(Records excerpted from a collection)
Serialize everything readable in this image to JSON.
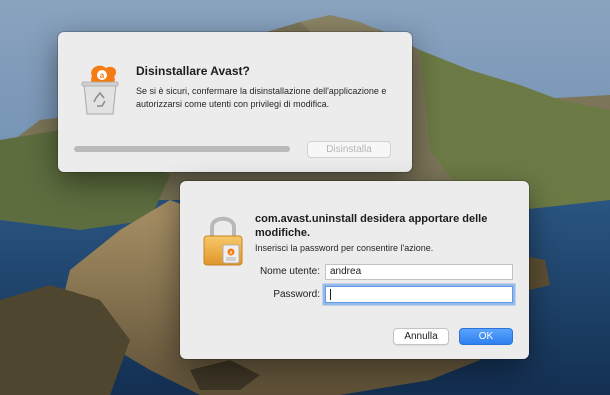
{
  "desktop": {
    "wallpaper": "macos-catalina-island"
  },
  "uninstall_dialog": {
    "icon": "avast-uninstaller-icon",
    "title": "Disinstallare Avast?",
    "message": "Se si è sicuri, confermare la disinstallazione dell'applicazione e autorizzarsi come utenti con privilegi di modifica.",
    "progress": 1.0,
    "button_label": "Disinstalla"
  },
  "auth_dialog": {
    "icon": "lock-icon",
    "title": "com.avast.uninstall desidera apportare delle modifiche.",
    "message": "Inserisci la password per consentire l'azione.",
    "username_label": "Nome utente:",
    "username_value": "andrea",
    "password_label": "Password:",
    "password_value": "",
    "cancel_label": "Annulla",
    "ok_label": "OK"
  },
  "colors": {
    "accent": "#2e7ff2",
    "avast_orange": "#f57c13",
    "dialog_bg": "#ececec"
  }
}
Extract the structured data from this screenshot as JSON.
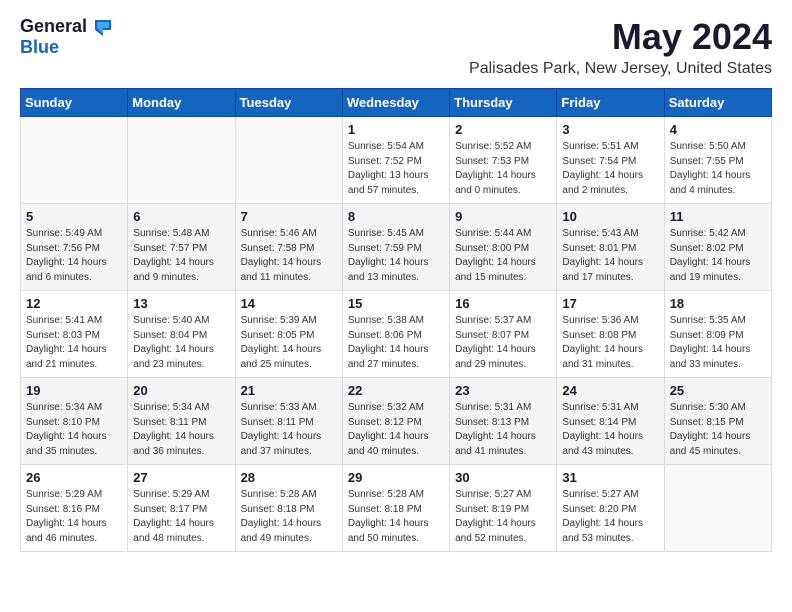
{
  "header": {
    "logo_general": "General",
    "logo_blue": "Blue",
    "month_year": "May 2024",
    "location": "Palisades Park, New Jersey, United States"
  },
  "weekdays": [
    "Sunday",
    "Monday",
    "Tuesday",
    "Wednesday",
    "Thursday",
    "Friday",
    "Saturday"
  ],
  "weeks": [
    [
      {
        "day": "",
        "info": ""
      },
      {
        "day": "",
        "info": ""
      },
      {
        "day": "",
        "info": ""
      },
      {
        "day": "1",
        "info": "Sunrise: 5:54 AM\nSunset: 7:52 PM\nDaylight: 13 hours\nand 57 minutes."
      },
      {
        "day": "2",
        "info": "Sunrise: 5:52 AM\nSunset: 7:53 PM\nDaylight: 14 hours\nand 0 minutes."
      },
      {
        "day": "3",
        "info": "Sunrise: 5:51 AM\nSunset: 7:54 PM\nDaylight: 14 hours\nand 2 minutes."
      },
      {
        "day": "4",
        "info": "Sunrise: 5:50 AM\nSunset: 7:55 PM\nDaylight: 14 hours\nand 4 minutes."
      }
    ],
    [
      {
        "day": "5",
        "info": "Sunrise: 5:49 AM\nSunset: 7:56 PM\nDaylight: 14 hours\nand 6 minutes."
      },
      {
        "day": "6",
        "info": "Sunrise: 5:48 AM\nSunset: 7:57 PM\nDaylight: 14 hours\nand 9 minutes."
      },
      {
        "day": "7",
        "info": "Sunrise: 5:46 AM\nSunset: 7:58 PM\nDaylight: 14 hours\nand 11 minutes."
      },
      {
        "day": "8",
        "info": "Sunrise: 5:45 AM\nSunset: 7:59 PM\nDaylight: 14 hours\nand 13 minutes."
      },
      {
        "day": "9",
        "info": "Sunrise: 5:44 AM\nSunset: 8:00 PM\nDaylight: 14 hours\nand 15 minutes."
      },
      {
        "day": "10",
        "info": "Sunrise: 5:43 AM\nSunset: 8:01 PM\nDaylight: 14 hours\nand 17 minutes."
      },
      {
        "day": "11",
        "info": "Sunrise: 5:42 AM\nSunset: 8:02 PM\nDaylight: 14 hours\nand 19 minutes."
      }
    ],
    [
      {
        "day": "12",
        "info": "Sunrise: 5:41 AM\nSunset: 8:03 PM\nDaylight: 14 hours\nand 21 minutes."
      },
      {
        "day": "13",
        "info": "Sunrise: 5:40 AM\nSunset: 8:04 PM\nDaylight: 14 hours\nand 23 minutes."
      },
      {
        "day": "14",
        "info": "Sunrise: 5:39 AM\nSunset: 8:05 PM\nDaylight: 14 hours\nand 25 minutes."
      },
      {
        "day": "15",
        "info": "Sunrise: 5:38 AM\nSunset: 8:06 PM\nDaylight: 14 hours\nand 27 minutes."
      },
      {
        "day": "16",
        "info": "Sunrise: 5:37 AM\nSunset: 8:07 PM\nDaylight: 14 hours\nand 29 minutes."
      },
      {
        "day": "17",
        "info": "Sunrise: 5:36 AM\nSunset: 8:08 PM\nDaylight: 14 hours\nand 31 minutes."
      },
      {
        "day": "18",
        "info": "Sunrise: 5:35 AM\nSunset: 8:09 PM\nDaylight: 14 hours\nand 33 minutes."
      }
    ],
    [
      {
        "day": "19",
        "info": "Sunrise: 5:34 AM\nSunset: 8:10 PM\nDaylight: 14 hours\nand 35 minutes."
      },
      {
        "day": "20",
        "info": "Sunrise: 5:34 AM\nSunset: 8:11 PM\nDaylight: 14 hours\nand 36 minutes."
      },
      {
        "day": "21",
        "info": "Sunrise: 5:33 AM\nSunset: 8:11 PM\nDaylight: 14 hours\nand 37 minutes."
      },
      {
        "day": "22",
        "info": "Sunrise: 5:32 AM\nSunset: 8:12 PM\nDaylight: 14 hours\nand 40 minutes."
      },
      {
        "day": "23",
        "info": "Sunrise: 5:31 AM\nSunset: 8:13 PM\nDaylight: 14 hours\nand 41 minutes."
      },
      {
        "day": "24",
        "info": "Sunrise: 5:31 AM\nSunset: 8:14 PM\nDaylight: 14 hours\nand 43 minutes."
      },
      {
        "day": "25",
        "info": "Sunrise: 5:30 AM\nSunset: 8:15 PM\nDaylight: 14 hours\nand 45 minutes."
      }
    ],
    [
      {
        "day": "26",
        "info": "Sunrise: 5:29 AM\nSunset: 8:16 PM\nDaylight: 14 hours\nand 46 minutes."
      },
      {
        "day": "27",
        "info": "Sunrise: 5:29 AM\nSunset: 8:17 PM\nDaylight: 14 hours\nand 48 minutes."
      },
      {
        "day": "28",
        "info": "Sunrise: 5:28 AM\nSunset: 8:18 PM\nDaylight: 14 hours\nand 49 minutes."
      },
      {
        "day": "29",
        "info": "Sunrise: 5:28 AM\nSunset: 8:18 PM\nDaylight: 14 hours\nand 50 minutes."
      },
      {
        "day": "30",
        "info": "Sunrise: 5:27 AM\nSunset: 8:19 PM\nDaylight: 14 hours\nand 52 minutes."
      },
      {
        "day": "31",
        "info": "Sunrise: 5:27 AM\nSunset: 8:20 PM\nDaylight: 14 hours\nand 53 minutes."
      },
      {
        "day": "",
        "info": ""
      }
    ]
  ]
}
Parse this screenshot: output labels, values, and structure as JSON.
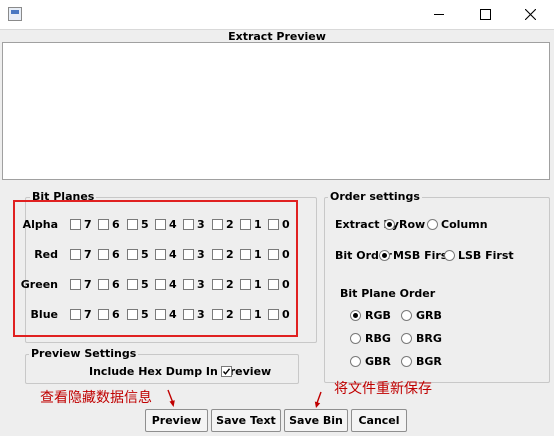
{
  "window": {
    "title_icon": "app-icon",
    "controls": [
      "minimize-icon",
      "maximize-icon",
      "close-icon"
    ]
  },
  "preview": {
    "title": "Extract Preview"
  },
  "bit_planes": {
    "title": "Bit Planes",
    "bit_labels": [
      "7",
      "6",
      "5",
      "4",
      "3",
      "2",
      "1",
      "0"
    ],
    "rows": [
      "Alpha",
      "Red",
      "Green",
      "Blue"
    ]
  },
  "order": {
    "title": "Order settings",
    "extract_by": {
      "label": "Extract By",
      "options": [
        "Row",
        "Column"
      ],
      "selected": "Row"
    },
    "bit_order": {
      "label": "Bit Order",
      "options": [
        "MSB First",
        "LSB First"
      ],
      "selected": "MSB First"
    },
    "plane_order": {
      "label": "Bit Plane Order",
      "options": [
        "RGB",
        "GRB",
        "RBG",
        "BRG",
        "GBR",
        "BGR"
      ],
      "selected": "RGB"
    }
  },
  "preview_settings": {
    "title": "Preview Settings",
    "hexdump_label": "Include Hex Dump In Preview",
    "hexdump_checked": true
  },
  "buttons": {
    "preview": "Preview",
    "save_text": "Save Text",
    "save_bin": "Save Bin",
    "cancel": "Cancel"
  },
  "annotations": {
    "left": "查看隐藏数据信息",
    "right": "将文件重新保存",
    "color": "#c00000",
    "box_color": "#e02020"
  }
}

Task brief: Every line above should be returned exactly; the pictures stay out.

Written reply:
Serialize everything readable in this image to JSON.
{
  "desktop": {
    "wallpaper": "macos-catalina-island"
  },
  "uninstall_dialog": {
    "icon": "avast-uninstaller-icon",
    "title": "Disinstallare Avast?",
    "message": "Se si è sicuri, confermare la disinstallazione dell'applicazione e autorizzarsi come utenti con privilegi di modifica.",
    "progress": 1.0,
    "button_label": "Disinstalla"
  },
  "auth_dialog": {
    "icon": "lock-icon",
    "title": "com.avast.uninstall desidera apportare delle modifiche.",
    "message": "Inserisci la password per consentire l'azione.",
    "username_label": "Nome utente:",
    "username_value": "andrea",
    "password_label": "Password:",
    "password_value": "",
    "cancel_label": "Annulla",
    "ok_label": "OK"
  },
  "colors": {
    "accent": "#2e7ff2",
    "avast_orange": "#f57c13",
    "dialog_bg": "#ececec"
  }
}
Extract the structured data from this screenshot as JSON.
{
  "header": {
    "logo_general": "General",
    "logo_blue": "Blue",
    "month_year": "May 2024",
    "location": "Palisades Park, New Jersey, United States"
  },
  "weekdays": [
    "Sunday",
    "Monday",
    "Tuesday",
    "Wednesday",
    "Thursday",
    "Friday",
    "Saturday"
  ],
  "weeks": [
    [
      {
        "day": "",
        "info": ""
      },
      {
        "day": "",
        "info": ""
      },
      {
        "day": "",
        "info": ""
      },
      {
        "day": "1",
        "info": "Sunrise: 5:54 AM\nSunset: 7:52 PM\nDaylight: 13 hours\nand 57 minutes."
      },
      {
        "day": "2",
        "info": "Sunrise: 5:52 AM\nSunset: 7:53 PM\nDaylight: 14 hours\nand 0 minutes."
      },
      {
        "day": "3",
        "info": "Sunrise: 5:51 AM\nSunset: 7:54 PM\nDaylight: 14 hours\nand 2 minutes."
      },
      {
        "day": "4",
        "info": "Sunrise: 5:50 AM\nSunset: 7:55 PM\nDaylight: 14 hours\nand 4 minutes."
      }
    ],
    [
      {
        "day": "5",
        "info": "Sunrise: 5:49 AM\nSunset: 7:56 PM\nDaylight: 14 hours\nand 6 minutes."
      },
      {
        "day": "6",
        "info": "Sunrise: 5:48 AM\nSunset: 7:57 PM\nDaylight: 14 hours\nand 9 minutes."
      },
      {
        "day": "7",
        "info": "Sunrise: 5:46 AM\nSunset: 7:58 PM\nDaylight: 14 hours\nand 11 minutes."
      },
      {
        "day": "8",
        "info": "Sunrise: 5:45 AM\nSunset: 7:59 PM\nDaylight: 14 hours\nand 13 minutes."
      },
      {
        "day": "9",
        "info": "Sunrise: 5:44 AM\nSunset: 8:00 PM\nDaylight: 14 hours\nand 15 minutes."
      },
      {
        "day": "10",
        "info": "Sunrise: 5:43 AM\nSunset: 8:01 PM\nDaylight: 14 hours\nand 17 minutes."
      },
      {
        "day": "11",
        "info": "Sunrise: 5:42 AM\nSunset: 8:02 PM\nDaylight: 14 hours\nand 19 minutes."
      }
    ],
    [
      {
        "day": "12",
        "info": "Sunrise: 5:41 AM\nSunset: 8:03 PM\nDaylight: 14 hours\nand 21 minutes."
      },
      {
        "day": "13",
        "info": "Sunrise: 5:40 AM\nSunset: 8:04 PM\nDaylight: 14 hours\nand 23 minutes."
      },
      {
        "day": "14",
        "info": "Sunrise: 5:39 AM\nSunset: 8:05 PM\nDaylight: 14 hours\nand 25 minutes."
      },
      {
        "day": "15",
        "info": "Sunrise: 5:38 AM\nSunset: 8:06 PM\nDaylight: 14 hours\nand 27 minutes."
      },
      {
        "day": "16",
        "info": "Sunrise: 5:37 AM\nSunset: 8:07 PM\nDaylight: 14 hours\nand 29 minutes."
      },
      {
        "day": "17",
        "info": "Sunrise: 5:36 AM\nSunset: 8:08 PM\nDaylight: 14 hours\nand 31 minutes."
      },
      {
        "day": "18",
        "info": "Sunrise: 5:35 AM\nSunset: 8:09 PM\nDaylight: 14 hours\nand 33 minutes."
      }
    ],
    [
      {
        "day": "19",
        "info": "Sunrise: 5:34 AM\nSunset: 8:10 PM\nDaylight: 14 hours\nand 35 minutes."
      },
      {
        "day": "20",
        "info": "Sunrise: 5:34 AM\nSunset: 8:11 PM\nDaylight: 14 hours\nand 36 minutes."
      },
      {
        "day": "21",
        "info": "Sunrise: 5:33 AM\nSunset: 8:11 PM\nDaylight: 14 hours\nand 37 minutes."
      },
      {
        "day": "22",
        "info": "Sunrise: 5:32 AM\nSunset: 8:12 PM\nDaylight: 14 hours\nand 40 minutes."
      },
      {
        "day": "23",
        "info": "Sunrise: 5:31 AM\nSunset: 8:13 PM\nDaylight: 14 hours\nand 41 minutes."
      },
      {
        "day": "24",
        "info": "Sunrise: 5:31 AM\nSunset: 8:14 PM\nDaylight: 14 hours\nand 43 minutes."
      },
      {
        "day": "25",
        "info": "Sunrise: 5:30 AM\nSunset: 8:15 PM\nDaylight: 14 hours\nand 45 minutes."
      }
    ],
    [
      {
        "day": "26",
        "info": "Sunrise: 5:29 AM\nSunset: 8:16 PM\nDaylight: 14 hours\nand 46 minutes."
      },
      {
        "day": "27",
        "info": "Sunrise: 5:29 AM\nSunset: 8:17 PM\nDaylight: 14 hours\nand 48 minutes."
      },
      {
        "day": "28",
        "info": "Sunrise: 5:28 AM\nSunset: 8:18 PM\nDaylight: 14 hours\nand 49 minutes."
      },
      {
        "day": "29",
        "info": "Sunrise: 5:28 AM\nSunset: 8:18 PM\nDaylight: 14 hours\nand 50 minutes."
      },
      {
        "day": "30",
        "info": "Sunrise: 5:27 AM\nSunset: 8:19 PM\nDaylight: 14 hours\nand 52 minutes."
      },
      {
        "day": "31",
        "info": "Sunrise: 5:27 AM\nSunset: 8:20 PM\nDaylight: 14 hours\nand 53 minutes."
      },
      {
        "day": "",
        "info": ""
      }
    ]
  ]
}
Parse this screenshot: output labels, values, and structure as JSON.
{
  "window": {
    "title_icon": "app-icon",
    "controls": [
      "minimize-icon",
      "maximize-icon",
      "close-icon"
    ]
  },
  "preview": {
    "title": "Extract Preview"
  },
  "bit_planes": {
    "title": "Bit Planes",
    "bit_labels": [
      "7",
      "6",
      "5",
      "4",
      "3",
      "2",
      "1",
      "0"
    ],
    "rows": [
      "Alpha",
      "Red",
      "Green",
      "Blue"
    ]
  },
  "order": {
    "title": "Order settings",
    "extract_by": {
      "label": "Extract By",
      "options": [
        "Row",
        "Column"
      ],
      "selected": "Row"
    },
    "bit_order": {
      "label": "Bit Order",
      "options": [
        "MSB First",
        "LSB First"
      ],
      "selected": "MSB First"
    },
    "plane_order": {
      "label": "Bit Plane Order",
      "options": [
        "RGB",
        "GRB",
        "RBG",
        "BRG",
        "GBR",
        "BGR"
      ],
      "selected": "RGB"
    }
  },
  "preview_settings": {
    "title": "Preview Settings",
    "hexdump_label": "Include Hex Dump In Preview",
    "hexdump_checked": true
  },
  "buttons": {
    "preview": "Preview",
    "save_text": "Save Text",
    "save_bin": "Save Bin",
    "cancel": "Cancel"
  },
  "annotations": {
    "left": "查看隐藏数据信息",
    "right": "将文件重新保存",
    "color": "#c00000",
    "box_color": "#e02020"
  }
}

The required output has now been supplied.